_Required work_:
Print all entries precisely as they are written.

[Stored data]
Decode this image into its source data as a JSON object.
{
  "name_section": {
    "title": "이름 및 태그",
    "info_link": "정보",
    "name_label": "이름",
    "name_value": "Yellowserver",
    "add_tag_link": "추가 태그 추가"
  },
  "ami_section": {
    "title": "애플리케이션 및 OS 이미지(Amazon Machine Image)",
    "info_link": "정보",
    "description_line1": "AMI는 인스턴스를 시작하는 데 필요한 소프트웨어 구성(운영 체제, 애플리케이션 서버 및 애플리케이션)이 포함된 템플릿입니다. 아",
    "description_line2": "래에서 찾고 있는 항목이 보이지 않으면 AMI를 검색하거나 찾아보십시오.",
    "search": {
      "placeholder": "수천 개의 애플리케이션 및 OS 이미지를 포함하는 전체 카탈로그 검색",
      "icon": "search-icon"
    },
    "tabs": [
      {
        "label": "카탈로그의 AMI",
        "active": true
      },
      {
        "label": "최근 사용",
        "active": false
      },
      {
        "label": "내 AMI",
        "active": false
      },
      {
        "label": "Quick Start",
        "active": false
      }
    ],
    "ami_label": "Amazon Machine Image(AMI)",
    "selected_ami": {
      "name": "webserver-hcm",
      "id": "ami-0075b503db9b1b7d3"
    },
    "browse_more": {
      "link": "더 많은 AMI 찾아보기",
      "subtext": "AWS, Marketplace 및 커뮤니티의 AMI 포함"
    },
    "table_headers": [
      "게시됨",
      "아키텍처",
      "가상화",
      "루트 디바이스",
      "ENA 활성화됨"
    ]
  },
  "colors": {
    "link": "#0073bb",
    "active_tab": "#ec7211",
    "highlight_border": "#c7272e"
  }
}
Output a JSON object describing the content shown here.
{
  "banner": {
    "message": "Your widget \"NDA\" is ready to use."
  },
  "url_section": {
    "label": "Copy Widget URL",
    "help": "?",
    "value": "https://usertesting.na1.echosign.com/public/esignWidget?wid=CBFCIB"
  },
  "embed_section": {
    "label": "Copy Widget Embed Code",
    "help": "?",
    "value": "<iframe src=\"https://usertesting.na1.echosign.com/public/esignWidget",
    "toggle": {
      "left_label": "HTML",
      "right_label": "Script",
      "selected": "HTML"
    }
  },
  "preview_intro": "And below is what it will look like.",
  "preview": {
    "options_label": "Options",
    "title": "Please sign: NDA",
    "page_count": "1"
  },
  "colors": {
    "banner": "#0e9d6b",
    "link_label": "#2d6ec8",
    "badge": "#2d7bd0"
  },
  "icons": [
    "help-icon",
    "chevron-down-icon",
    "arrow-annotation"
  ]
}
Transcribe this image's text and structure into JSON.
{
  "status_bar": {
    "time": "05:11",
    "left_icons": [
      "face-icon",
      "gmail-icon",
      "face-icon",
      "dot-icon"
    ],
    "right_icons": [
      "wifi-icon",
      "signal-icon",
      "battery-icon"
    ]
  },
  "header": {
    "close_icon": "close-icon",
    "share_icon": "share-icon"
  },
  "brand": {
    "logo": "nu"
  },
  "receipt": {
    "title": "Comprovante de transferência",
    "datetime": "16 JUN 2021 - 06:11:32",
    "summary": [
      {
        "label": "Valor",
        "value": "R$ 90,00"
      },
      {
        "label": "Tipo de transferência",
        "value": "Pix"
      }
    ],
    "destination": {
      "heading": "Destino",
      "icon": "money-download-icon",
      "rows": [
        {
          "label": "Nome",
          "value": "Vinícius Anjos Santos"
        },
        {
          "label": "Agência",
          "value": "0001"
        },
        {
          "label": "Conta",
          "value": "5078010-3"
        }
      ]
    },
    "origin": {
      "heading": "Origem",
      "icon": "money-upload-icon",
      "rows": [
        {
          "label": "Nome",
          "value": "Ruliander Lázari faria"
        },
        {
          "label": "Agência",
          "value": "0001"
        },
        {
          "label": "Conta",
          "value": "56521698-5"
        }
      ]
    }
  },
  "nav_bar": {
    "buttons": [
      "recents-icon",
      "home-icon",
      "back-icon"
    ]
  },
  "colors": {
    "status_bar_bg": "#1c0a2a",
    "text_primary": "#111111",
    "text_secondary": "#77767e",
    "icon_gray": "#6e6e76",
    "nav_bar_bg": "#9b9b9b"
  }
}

_Exercise response_:
Decode this image into its source data as a JSON object.
{
  "name_section": {
    "title": "이름 및 태그",
    "info_link": "정보",
    "name_label": "이름",
    "name_value": "Yellowserver",
    "add_tag_link": "추가 태그 추가"
  },
  "ami_section": {
    "title": "애플리케이션 및 OS 이미지(Amazon Machine Image)",
    "info_link": "정보",
    "description_line1": "AMI는 인스턴스를 시작하는 데 필요한 소프트웨어 구성(운영 체제, 애플리케이션 서버 및 애플리케이션)이 포함된 템플릿입니다. 아",
    "description_line2": "래에서 찾고 있는 항목이 보이지 않으면 AMI를 검색하거나 찾아보십시오.",
    "search": {
      "placeholder": "수천 개의 애플리케이션 및 OS 이미지를 포함하는 전체 카탈로그 검색",
      "icon": "search-icon"
    },
    "tabs": [
      {
        "label": "카탈로그의 AMI",
        "active": true
      },
      {
        "label": "최근 사용",
        "active": false
      },
      {
        "label": "내 AMI",
        "active": false
      },
      {
        "label": "Quick Start",
        "active": false
      }
    ],
    "ami_label": "Amazon Machine Image(AMI)",
    "selected_ami": {
      "name": "webserver-hcm",
      "id": "ami-0075b503db9b1b7d3"
    },
    "browse_more": {
      "link": "더 많은 AMI 찾아보기",
      "subtext": "AWS, Marketplace 및 커뮤니티의 AMI 포함"
    },
    "table_headers": [
      "게시됨",
      "아키텍처",
      "가상화",
      "루트 디바이스",
      "ENA 활성화됨"
    ]
  },
  "colors": {
    "link": "#0073bb",
    "active_tab": "#ec7211",
    "highlight_border": "#c7272e"
  }
}
Output a JSON object describing the content shown here.
{
  "banner": {
    "message": "Your widget \"NDA\" is ready to use."
  },
  "url_section": {
    "label": "Copy Widget URL",
    "help": "?",
    "value": "https://usertesting.na1.echosign.com/public/esignWidget?wid=CBFCIB"
  },
  "embed_section": {
    "label": "Copy Widget Embed Code",
    "help": "?",
    "value": "<iframe src=\"https://usertesting.na1.echosign.com/public/esignWidget",
    "toggle": {
      "left_label": "HTML",
      "right_label": "Script",
      "selected": "HTML"
    }
  },
  "preview_intro": "And below is what it will look like.",
  "preview": {
    "options_label": "Options",
    "title": "Please sign: NDA",
    "page_count": "1"
  },
  "colors": {
    "banner": "#0e9d6b",
    "link_label": "#2d6ec8",
    "badge": "#2d7bd0"
  },
  "icons": [
    "help-icon",
    "chevron-down-icon",
    "arrow-annotation"
  ]
}
Transcribe this image's text and structure into JSON.
{
  "status_bar": {
    "time": "05:11",
    "left_icons": [
      "face-icon",
      "gmail-icon",
      "face-icon",
      "dot-icon"
    ],
    "right_icons": [
      "wifi-icon",
      "signal-icon",
      "battery-icon"
    ]
  },
  "header": {
    "close_icon": "close-icon",
    "share_icon": "share-icon"
  },
  "brand": {
    "logo": "nu"
  },
  "receipt": {
    "title": "Comprovante de transferência",
    "datetime": "16 JUN 2021 - 06:11:32",
    "summary": [
      {
        "label": "Valor",
        "value": "R$ 90,00"
      },
      {
        "label": "Tipo de transferência",
        "value": "Pix"
      }
    ],
    "destination": {
      "heading": "Destino",
      "icon": "money-download-icon",
      "rows": [
        {
          "label": "Nome",
          "value": "Vinícius Anjos Santos"
        },
        {
          "label": "Agência",
          "value": "0001"
        },
        {
          "label": "Conta",
          "value": "5078010-3"
        }
      ]
    },
    "origin": {
      "heading": "Origem",
      "icon": "money-upload-icon",
      "rows": [
        {
          "label": "Nome",
          "value": "Ruliander Lázari faria"
        },
        {
          "label": "Agência",
          "value": "0001"
        },
        {
          "label": "Conta",
          "value": "56521698-5"
        }
      ]
    }
  },
  "nav_bar": {
    "buttons": [
      "recents-icon",
      "home-icon",
      "back-icon"
    ]
  },
  "colors": {
    "status_bar_bg": "#1c0a2a",
    "text_primary": "#111111",
    "text_secondary": "#77767e",
    "icon_gray": "#6e6e76",
    "nav_bar_bg": "#9b9b9b"
  }
}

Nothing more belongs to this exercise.